* _REQUEST_:
Return all entries word for word, but drop any images.

------

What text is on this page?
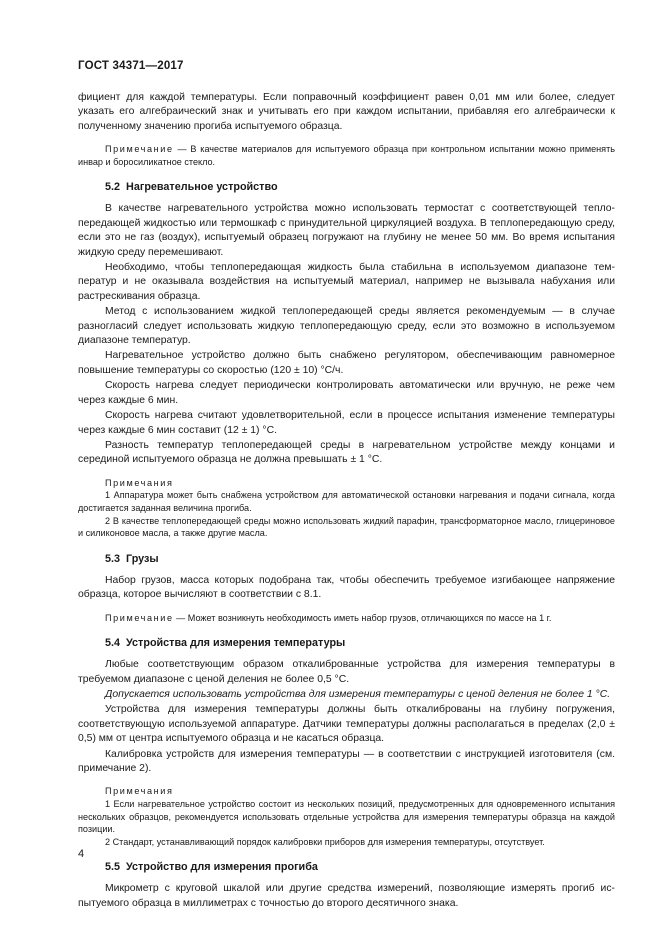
ГОСТ 34371—2017

фициент для каждой температуры. Если поправочный коэффициент равен 0,01 мм или более, следует указать его алгебраический знак и учитывать его при каждом испытании, прибавляя его алгебраически к полученному значению прогиба испытуемого образца.

Примечание — В качестве материалов для испытуемого образца при контрольном испытании можно применять инвар и боросиликатное стекло.

5.2 Нагревательное устройство

В качестве нагревательного устройства можно использовать термостат с соответствующей теплопередающей жидкостью или термошкаф с принудительной циркуляцией воздуха. В теплопередающую среду, если это не газ (воздух), испытуемый образец погружают на глубину не менее 50 мм. Во время испытания жидкую среду перемешивают.

Необходимо, чтобы теплопередающая жидкость была стабильна в используемом диапазоне температур и не оказывала воздействия на испытуемый материал, например не вызывала набухания или растрескивания образца.

Метод с использованием жидкой теплопередающей среды является рекомендуемым — в случае разногласий следует использовать жидкую теплопередающую среду, если это возможно в используемом диапазоне температур.

Нагревательное устройство должно быть снабжено регулятором, обеспечивающим равномерное повышение температуры со скоростью (120 ± 10) °С/ч.

Скорость нагрева следует периодически контролировать автоматически или вручную, не реже чем через каждые 6 мин.

Скорость нагрева считают удовлетворительной, если в процессе испытания изменение температуры через каждые 6 мин составит (12 ± 1) °С.

Разность температур теплопередающей среды в нагревательном устройстве между концами и серединой испытуемого образца не должна превышать ± 1 °С.

Примечания

1 Аппаратура может быть снабжена устройством для автоматической остановки нагревания и подачи сигнала, когда достигается заданная величина прогиба.

2 В качестве теплопередающей среды можно использовать жидкий парафин, трансформаторное масло, глицериновое и силиконовое масла, а также другие масла.

5.3 Грузы

Набор грузов, масса которых подобрана так, чтобы обеспечить требуемое изгибающее напряжение образца, которое вычисляют в соответствии с 8.1.

Примечание — Может возникнуть необходимость иметь набор грузов, отличающихся по массе на 1 г.

5.4 Устройства для измерения температуры

Любые соответствующим образом откалиброванные устройства для измерения температуры в требуемом диапазоне с ценой деления не более 0,5 °С.

Допускается использовать устройства для измерения температуры с ценой деления не более 1 °С.

Устройства для измерения температуры должны быть откалиброваны на глубину погружения, соответствующую используемой аппаратуре. Датчики температуры должны располагаться в пределах (2,0 ± 0,5) мм от центра испытуемого образца и не касаться образца.

Калибровка устройств для измерения температуры — в соответствии с инструкцией изготовителя (см. примечание 2).

Примечания

1 Если нагревательное устройство состоит из нескольких позиций, предусмотренных для одновременного испытания нескольких образцов, рекомендуется использовать отдельные устройства для измерения температуры образца на каждой позиции.

2 Стандарт, устанавливающий порядок калибровки приборов для измерения температуры, отсутствует.

5.5 Устройство для измерения прогиба

Микрометр с круговой шкалой или другие средства измерений, позволяющие измерять прогиб испытуемого образца в миллиметрах с точностью до второго десятичного знака.

4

------

* _RESPONSE_:
What text is on this page?
ГОСТ 34371—2017

фициент для каждой температуры. Если поправочный коэффициент равен 0,01 мм или более, следует указать его алгебраический знак и учитывать его при каждом испытании, прибавляя его алгебраически к полученному значению прогиба испытуемого образца.

Примечание — В качестве материалов для испытуемого образца при контрольном испытании можно применять инвар и боросиликатное стекло.

5.2 Нагревательное устройство

В качестве нагревательного устройства можно использовать термостат с соответствующей теплопередающей жидкостью или термошкаф с принудительной циркуляцией воздуха. В теплопередающую среду, если это не газ (воздух), испытуемый образец погружают на глубину не менее 50 мм. Во время испытания жидкую среду перемешивают.

Необходимо, чтобы теплопередающая жидкость была стабильна в используемом диапазоне температур и не оказывала воздействия на испытуемый материал, например не вызывала набухания или растрескивания образца.

Метод с использованием жидкой теплопередающей среды является рекомендуемым — в случае разногласий следует использовать жидкую теплопередающую среду, если это возможно в используемом диапазоне температур.

Нагревательное устройство должно быть снабжено регулятором, обеспечивающим равномерное повышение температуры со скоростью (120 ± 10) °С/ч.

Скорость нагрева следует периодически контролировать автоматически или вручную, не реже чем через каждые 6 мин.

Скорость нагрева считают удовлетворительной, если в процессе испытания изменение температуры через каждые 6 мин составит (12 ± 1) °С.

Разность температур теплопередающей среды в нагревательном устройстве между концами и серединой испытуемого образца не должна превышать ± 1 °С.

Примечания

1 Аппаратура может быть снабжена устройством для автоматической остановки нагревания и подачи сигнала, когда достигается заданная величина прогиба.

2 В качестве теплопередающей среды можно использовать жидкий парафин, трансформаторное масло, глицериновое и силиконовое масла, а также другие масла.

5.3 Грузы

Набор грузов, масса которых подобрана так, чтобы обеспечить требуемое изгибающее напряжение образца, которое вычисляют в соответствии с 8.1.

Примечание — Может возникнуть необходимость иметь набор грузов, отличающихся по массе на 1 г.

5.4 Устройства для измерения температуры

Любые соответствующим образом откалиброванные устройства для измерения температуры в требуемом диапазоне с ценой деления не более 0,5 °С.

Допускается использовать устройства для измерения температуры с ценой деления не более 1 °С.

Устройства для измерения температуры должны быть откалиброваны на глубину погружения, соответствующую используемой аппаратуре. Датчики температуры должны располагаться в пределах (2,0 ± 0,5) мм от центра испытуемого образца и не касаться образца.

Калибровка устройств для измерения температуры — в соответствии с инструкцией изготовителя (см. примечание 2).

Примечания

1 Если нагревательное устройство состоит из нескольких позиций, предусмотренных для одновременного испытания нескольких образцов, рекомендуется использовать отдельные устройства для измерения температуры образца на каждой позиции.

2 Стандарт, устанавливающий порядок калибровки приборов для измерения температуры, отсутствует.

5.5 Устройство для измерения прогиба

Микрометр с круговой шкалой или другие средства измерений, позволяющие измерять прогиб испытуемого образца в миллиметрах с точностью до второго десятичного знака.

4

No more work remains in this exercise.